Goal of the exercise:
Show every line where "this" occurs.

Data entries:
-*-

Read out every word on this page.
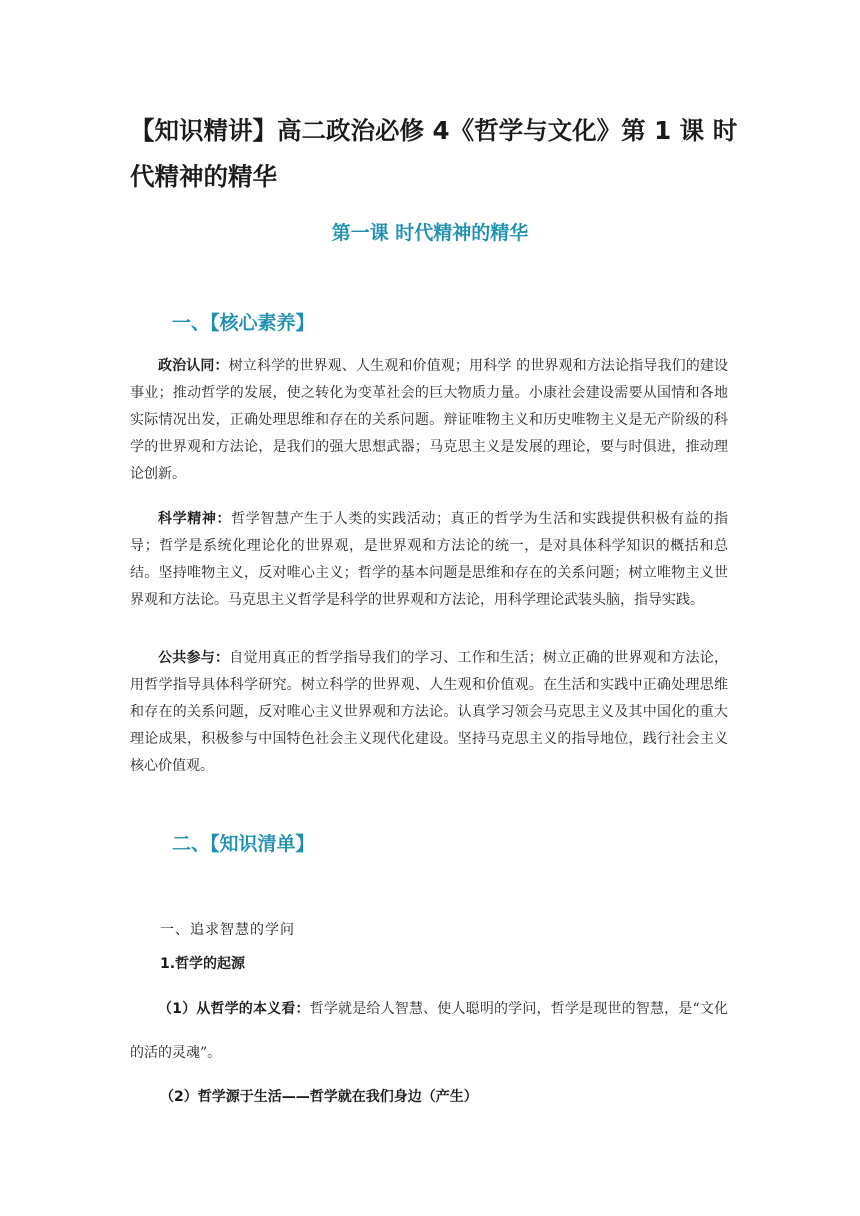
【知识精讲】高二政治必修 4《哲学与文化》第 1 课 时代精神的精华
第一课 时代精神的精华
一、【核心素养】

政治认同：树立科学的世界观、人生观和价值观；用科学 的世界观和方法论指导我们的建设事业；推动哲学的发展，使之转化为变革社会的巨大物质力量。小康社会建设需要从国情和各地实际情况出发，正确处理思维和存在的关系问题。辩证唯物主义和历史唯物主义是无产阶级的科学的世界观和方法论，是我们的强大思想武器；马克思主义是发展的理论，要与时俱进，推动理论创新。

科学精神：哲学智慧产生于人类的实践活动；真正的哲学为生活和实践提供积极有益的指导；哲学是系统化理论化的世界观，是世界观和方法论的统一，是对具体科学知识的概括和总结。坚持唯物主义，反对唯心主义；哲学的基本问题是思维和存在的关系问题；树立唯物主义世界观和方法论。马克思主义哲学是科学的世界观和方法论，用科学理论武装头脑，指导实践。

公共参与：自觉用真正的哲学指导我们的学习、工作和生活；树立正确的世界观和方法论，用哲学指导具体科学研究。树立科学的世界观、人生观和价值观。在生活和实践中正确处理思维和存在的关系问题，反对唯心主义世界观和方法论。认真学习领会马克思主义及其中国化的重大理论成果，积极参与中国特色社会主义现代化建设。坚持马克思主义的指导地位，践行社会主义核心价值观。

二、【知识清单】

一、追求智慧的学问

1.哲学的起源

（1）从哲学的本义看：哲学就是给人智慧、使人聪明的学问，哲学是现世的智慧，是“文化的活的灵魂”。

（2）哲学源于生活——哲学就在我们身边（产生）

-*-

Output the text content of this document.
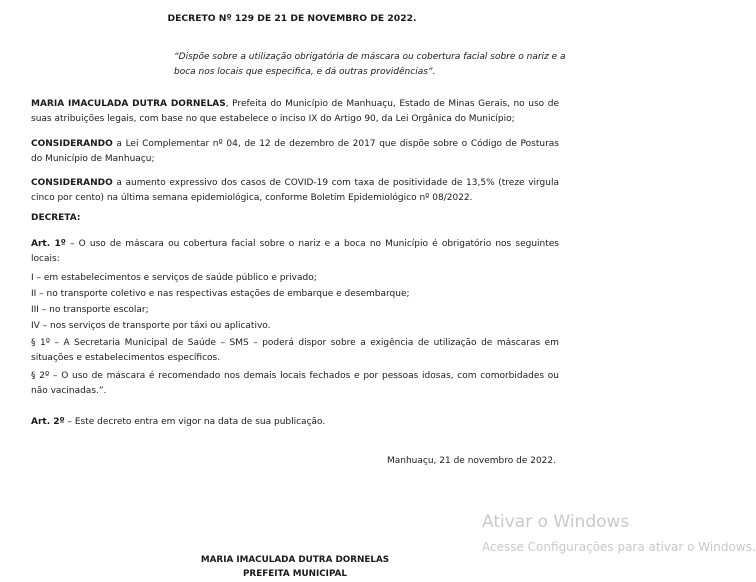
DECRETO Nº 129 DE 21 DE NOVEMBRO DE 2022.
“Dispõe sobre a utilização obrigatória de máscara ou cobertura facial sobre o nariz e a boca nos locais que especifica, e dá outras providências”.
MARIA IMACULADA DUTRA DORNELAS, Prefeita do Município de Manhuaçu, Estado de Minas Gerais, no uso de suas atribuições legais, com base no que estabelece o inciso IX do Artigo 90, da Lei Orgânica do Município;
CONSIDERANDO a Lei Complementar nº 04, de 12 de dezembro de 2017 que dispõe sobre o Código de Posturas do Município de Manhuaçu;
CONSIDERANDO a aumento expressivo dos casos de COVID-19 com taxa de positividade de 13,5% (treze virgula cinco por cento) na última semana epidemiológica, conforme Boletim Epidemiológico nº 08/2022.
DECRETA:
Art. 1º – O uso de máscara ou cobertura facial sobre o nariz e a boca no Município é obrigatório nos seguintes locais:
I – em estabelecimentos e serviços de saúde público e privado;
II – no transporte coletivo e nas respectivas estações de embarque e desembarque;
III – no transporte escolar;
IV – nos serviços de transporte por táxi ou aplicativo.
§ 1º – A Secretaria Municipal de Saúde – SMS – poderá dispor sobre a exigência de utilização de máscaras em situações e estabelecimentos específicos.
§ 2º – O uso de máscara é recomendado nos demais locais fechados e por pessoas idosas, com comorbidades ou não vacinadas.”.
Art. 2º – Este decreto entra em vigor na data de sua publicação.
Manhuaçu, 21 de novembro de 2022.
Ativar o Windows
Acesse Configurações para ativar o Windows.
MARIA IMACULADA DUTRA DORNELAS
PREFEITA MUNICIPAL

-*-

The answer:
Read out every word on this page.
Output the text content of this document.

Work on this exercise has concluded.